EXERCISE
Retype the complete listing exactly as it appears.

----

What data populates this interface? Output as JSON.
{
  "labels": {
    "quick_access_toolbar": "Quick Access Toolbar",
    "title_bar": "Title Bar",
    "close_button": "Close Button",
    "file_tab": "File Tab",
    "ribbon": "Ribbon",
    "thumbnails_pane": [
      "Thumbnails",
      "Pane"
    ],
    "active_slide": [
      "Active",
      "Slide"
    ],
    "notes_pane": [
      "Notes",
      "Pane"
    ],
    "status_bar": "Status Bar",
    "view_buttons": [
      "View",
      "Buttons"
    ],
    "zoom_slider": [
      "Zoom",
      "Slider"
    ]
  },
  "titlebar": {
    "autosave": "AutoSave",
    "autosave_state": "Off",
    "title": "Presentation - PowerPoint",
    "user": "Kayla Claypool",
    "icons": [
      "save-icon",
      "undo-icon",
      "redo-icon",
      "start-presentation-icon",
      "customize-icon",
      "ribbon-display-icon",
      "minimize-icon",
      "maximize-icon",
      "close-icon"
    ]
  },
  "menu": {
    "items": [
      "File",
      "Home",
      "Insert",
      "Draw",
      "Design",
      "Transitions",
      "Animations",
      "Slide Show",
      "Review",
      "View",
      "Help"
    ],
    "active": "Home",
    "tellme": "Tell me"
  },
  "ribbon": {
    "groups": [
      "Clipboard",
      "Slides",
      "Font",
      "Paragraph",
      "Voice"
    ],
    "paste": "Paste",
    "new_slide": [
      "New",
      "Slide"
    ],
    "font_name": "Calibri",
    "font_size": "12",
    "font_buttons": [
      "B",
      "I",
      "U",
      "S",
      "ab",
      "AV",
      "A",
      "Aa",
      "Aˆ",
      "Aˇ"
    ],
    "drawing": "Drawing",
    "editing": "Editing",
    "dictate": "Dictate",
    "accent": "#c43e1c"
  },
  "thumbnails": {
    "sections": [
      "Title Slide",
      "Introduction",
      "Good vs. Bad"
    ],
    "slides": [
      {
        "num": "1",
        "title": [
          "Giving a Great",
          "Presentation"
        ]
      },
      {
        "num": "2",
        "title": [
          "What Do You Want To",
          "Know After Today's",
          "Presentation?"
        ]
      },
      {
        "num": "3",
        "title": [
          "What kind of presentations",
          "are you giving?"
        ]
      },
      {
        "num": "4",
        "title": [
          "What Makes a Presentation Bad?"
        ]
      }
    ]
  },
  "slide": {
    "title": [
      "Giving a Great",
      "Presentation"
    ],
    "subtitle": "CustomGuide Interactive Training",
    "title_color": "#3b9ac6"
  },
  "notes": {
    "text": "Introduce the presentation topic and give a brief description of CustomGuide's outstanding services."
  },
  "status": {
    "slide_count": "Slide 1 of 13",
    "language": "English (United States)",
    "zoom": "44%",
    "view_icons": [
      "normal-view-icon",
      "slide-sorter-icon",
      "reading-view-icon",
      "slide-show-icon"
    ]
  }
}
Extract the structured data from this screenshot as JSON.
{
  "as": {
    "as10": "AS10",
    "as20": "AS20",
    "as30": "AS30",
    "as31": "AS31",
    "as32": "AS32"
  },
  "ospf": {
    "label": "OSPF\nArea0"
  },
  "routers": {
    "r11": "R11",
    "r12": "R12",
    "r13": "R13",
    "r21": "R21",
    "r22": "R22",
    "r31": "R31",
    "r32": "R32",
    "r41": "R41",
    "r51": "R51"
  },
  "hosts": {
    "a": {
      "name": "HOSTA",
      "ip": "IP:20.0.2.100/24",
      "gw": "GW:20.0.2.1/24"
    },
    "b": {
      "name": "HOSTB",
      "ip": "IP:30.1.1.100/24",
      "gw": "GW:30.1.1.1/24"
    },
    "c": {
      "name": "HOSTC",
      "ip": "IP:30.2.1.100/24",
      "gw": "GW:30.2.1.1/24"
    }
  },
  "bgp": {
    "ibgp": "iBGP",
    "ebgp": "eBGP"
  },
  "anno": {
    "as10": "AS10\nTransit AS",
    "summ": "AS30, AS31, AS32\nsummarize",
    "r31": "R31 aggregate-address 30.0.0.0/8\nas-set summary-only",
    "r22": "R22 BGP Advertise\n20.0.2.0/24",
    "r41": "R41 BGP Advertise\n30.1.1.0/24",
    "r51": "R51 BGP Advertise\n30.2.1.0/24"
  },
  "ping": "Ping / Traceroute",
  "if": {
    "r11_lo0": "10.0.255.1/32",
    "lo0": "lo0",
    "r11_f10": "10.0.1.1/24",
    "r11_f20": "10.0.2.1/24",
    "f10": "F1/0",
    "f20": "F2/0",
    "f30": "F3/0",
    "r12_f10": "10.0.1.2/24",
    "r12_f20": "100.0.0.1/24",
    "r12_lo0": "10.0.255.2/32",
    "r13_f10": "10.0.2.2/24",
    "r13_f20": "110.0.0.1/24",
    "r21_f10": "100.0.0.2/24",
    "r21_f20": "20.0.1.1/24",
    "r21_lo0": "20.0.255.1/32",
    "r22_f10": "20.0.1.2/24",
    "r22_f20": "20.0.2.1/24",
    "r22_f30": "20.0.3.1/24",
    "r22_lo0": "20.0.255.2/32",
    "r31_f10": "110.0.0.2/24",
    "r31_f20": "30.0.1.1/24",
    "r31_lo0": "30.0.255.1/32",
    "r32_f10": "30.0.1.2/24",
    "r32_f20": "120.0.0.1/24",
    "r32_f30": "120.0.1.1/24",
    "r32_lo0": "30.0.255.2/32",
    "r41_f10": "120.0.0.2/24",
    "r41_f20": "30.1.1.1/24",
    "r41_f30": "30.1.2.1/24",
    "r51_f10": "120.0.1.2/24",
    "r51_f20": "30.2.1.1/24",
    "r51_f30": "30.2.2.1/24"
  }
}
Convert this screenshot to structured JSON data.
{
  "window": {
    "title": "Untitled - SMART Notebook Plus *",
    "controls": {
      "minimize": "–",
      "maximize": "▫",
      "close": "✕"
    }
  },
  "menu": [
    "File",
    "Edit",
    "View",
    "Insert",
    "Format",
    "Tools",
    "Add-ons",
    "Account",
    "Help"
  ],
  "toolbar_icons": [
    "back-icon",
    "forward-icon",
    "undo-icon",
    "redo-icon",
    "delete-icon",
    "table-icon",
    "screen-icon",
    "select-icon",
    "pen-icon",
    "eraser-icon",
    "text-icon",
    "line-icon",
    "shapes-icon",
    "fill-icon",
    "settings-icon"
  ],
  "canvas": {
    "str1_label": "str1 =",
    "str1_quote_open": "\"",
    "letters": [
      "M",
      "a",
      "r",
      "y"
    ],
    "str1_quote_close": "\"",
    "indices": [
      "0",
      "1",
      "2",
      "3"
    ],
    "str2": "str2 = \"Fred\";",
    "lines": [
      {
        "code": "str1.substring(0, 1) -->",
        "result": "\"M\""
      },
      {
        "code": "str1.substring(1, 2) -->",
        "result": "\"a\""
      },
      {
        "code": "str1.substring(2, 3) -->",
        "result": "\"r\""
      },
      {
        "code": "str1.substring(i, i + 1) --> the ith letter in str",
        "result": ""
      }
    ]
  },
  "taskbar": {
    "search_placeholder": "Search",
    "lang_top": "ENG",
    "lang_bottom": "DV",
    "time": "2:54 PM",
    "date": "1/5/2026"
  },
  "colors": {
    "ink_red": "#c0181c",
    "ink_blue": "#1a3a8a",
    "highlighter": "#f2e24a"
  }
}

----

EXERCISE RESULT
What data populates this interface? Output as JSON.
{
  "labels": {
    "quick_access_toolbar": "Quick Access Toolbar",
    "title_bar": "Title Bar",
    "close_button": "Close Button",
    "file_tab": "File Tab",
    "ribbon": "Ribbon",
    "thumbnails_pane": [
      "Thumbnails",
      "Pane"
    ],
    "active_slide": [
      "Active",
      "Slide"
    ],
    "notes_pane": [
      "Notes",
      "Pane"
    ],
    "status_bar": "Status Bar",
    "view_buttons": [
      "View",
      "Buttons"
    ],
    "zoom_slider": [
      "Zoom",
      "Slider"
    ]
  },
  "titlebar": {
    "autosave": "AutoSave",
    "autosave_state": "Off",
    "title": "Presentation - PowerPoint",
    "user": "Kayla Claypool",
    "icons": [
      "save-icon",
      "undo-icon",
      "redo-icon",
      "start-presentation-icon",
      "customize-icon",
      "ribbon-display-icon",
      "minimize-icon",
      "maximize-icon",
      "close-icon"
    ]
  },
  "menu": {
    "items": [
      "File",
      "Home",
      "Insert",
      "Draw",
      "Design",
      "Transitions",
      "Animations",
      "Slide Show",
      "Review",
      "View",
      "Help"
    ],
    "active": "Home",
    "tellme": "Tell me"
  },
  "ribbon": {
    "groups": [
      "Clipboard",
      "Slides",
      "Font",
      "Paragraph",
      "Voice"
    ],
    "paste": "Paste",
    "new_slide": [
      "New",
      "Slide"
    ],
    "font_name": "Calibri",
    "font_size": "12",
    "font_buttons": [
      "B",
      "I",
      "U",
      "S",
      "ab",
      "AV",
      "A",
      "Aa",
      "Aˆ",
      "Aˇ"
    ],
    "drawing": "Drawing",
    "editing": "Editing",
    "dictate": "Dictate",
    "accent": "#c43e1c"
  },
  "thumbnails": {
    "sections": [
      "Title Slide",
      "Introduction",
      "Good vs. Bad"
    ],
    "slides": [
      {
        "num": "1",
        "title": [
          "Giving a Great",
          "Presentation"
        ]
      },
      {
        "num": "2",
        "title": [
          "What Do You Want To",
          "Know After Today's",
          "Presentation?"
        ]
      },
      {
        "num": "3",
        "title": [
          "What kind of presentations",
          "are you giving?"
        ]
      },
      {
        "num": "4",
        "title": [
          "What Makes a Presentation Bad?"
        ]
      }
    ]
  },
  "slide": {
    "title": [
      "Giving a Great",
      "Presentation"
    ],
    "subtitle": "CustomGuide Interactive Training",
    "title_color": "#3b9ac6"
  },
  "notes": {
    "text": "Introduce the presentation topic and give a brief description of CustomGuide's outstanding services."
  },
  "status": {
    "slide_count": "Slide 1 of 13",
    "language": "English (United States)",
    "zoom": "44%",
    "view_icons": [
      "normal-view-icon",
      "slide-sorter-icon",
      "reading-view-icon",
      "slide-show-icon"
    ]
  }
}
Extract the structured data from this screenshot as JSON.
{
  "as": {
    "as10": "AS10",
    "as20": "AS20",
    "as30": "AS30",
    "as31": "AS31",
    "as32": "AS32"
  },
  "ospf": {
    "label": "OSPF\nArea0"
  },
  "routers": {
    "r11": "R11",
    "r12": "R12",
    "r13": "R13",
    "r21": "R21",
    "r22": "R22",
    "r31": "R31",
    "r32": "R32",
    "r41": "R41",
    "r51": "R51"
  },
  "hosts": {
    "a": {
      "name": "HOSTA",
      "ip": "IP:20.0.2.100/24",
      "gw": "GW:20.0.2.1/24"
    },
    "b": {
      "name": "HOSTB",
      "ip": "IP:30.1.1.100/24",
      "gw": "GW:30.1.1.1/24"
    },
    "c": {
      "name": "HOSTC",
      "ip": "IP:30.2.1.100/24",
      "gw": "GW:30.2.1.1/24"
    }
  },
  "bgp": {
    "ibgp": "iBGP",
    "ebgp": "eBGP"
  },
  "anno": {
    "as10": "AS10\nTransit AS",
    "summ": "AS30, AS31, AS32\nsummarize",
    "r31": "R31 aggregate-address 30.0.0.0/8\nas-set summary-only",
    "r22": "R22 BGP Advertise\n20.0.2.0/24",
    "r41": "R41 BGP Advertise\n30.1.1.0/24",
    "r51": "R51 BGP Advertise\n30.2.1.0/24"
  },
  "ping": "Ping / Traceroute",
  "if": {
    "r11_lo0": "10.0.255.1/32",
    "lo0": "lo0",
    "r11_f10": "10.0.1.1/24",
    "r11_f20": "10.0.2.1/24",
    "f10": "F1/0",
    "f20": "F2/0",
    "f30": "F3/0",
    "r12_f10": "10.0.1.2/24",
    "r12_f20": "100.0.0.1/24",
    "r12_lo0": "10.0.255.2/32",
    "r13_f10": "10.0.2.2/24",
    "r13_f20": "110.0.0.1/24",
    "r21_f10": "100.0.0.2/24",
    "r21_f20": "20.0.1.1/24",
    "r21_lo0": "20.0.255.1/32",
    "r22_f10": "20.0.1.2/24",
    "r22_f20": "20.0.2.1/24",
    "r22_f30": "20.0.3.1/24",
    "r22_lo0": "20.0.255.2/32",
    "r31_f10": "110.0.0.2/24",
    "r31_f20": "30.0.1.1/24",
    "r31_lo0": "30.0.255.1/32",
    "r32_f10": "30.0.1.2/24",
    "r32_f20": "120.0.0.1/24",
    "r32_f30": "120.0.1.1/24",
    "r32_lo0": "30.0.255.2/32",
    "r41_f10": "120.0.0.2/24",
    "r41_f20": "30.1.1.1/24",
    "r41_f30": "30.1.2.1/24",
    "r51_f10": "120.0.1.2/24",
    "r51_f20": "30.2.1.1/24",
    "r51_f30": "30.2.2.1/24"
  }
}
Convert this screenshot to structured JSON data.
{
  "window": {
    "title": "Untitled - SMART Notebook Plus *",
    "controls": {
      "minimize": "–",
      "maximize": "▫",
      "close": "✕"
    }
  },
  "menu": [
    "File",
    "Edit",
    "View",
    "Insert",
    "Format",
    "Tools",
    "Add-ons",
    "Account",
    "Help"
  ],
  "toolbar_icons": [
    "back-icon",
    "forward-icon",
    "undo-icon",
    "redo-icon",
    "delete-icon",
    "table-icon",
    "screen-icon",
    "select-icon",
    "pen-icon",
    "eraser-icon",
    "text-icon",
    "line-icon",
    "shapes-icon",
    "fill-icon",
    "settings-icon"
  ],
  "canvas": {
    "str1_label": "str1 =",
    "str1_quote_open": "\"",
    "letters": [
      "M",
      "a",
      "r",
      "y"
    ],
    "str1_quote_close": "\"",
    "indices": [
      "0",
      "1",
      "2",
      "3"
    ],
    "str2": "str2 = \"Fred\";",
    "lines": [
      {
        "code": "str1.substring(0, 1) -->",
        "result": "\"M\""
      },
      {
        "code": "str1.substring(1, 2) -->",
        "result": "\"a\""
      },
      {
        "code": "str1.substring(2, 3) -->",
        "result": "\"r\""
      },
      {
        "code": "str1.substring(i, i + 1) --> the ith letter in str",
        "result": ""
      }
    ]
  },
  "taskbar": {
    "search_placeholder": "Search",
    "lang_top": "ENG",
    "lang_bottom": "DV",
    "time": "2:54 PM",
    "date": "1/5/2026"
  },
  "colors": {
    "ink_red": "#c0181c",
    "ink_blue": "#1a3a8a",
    "highlighter": "#f2e24a"
  }
}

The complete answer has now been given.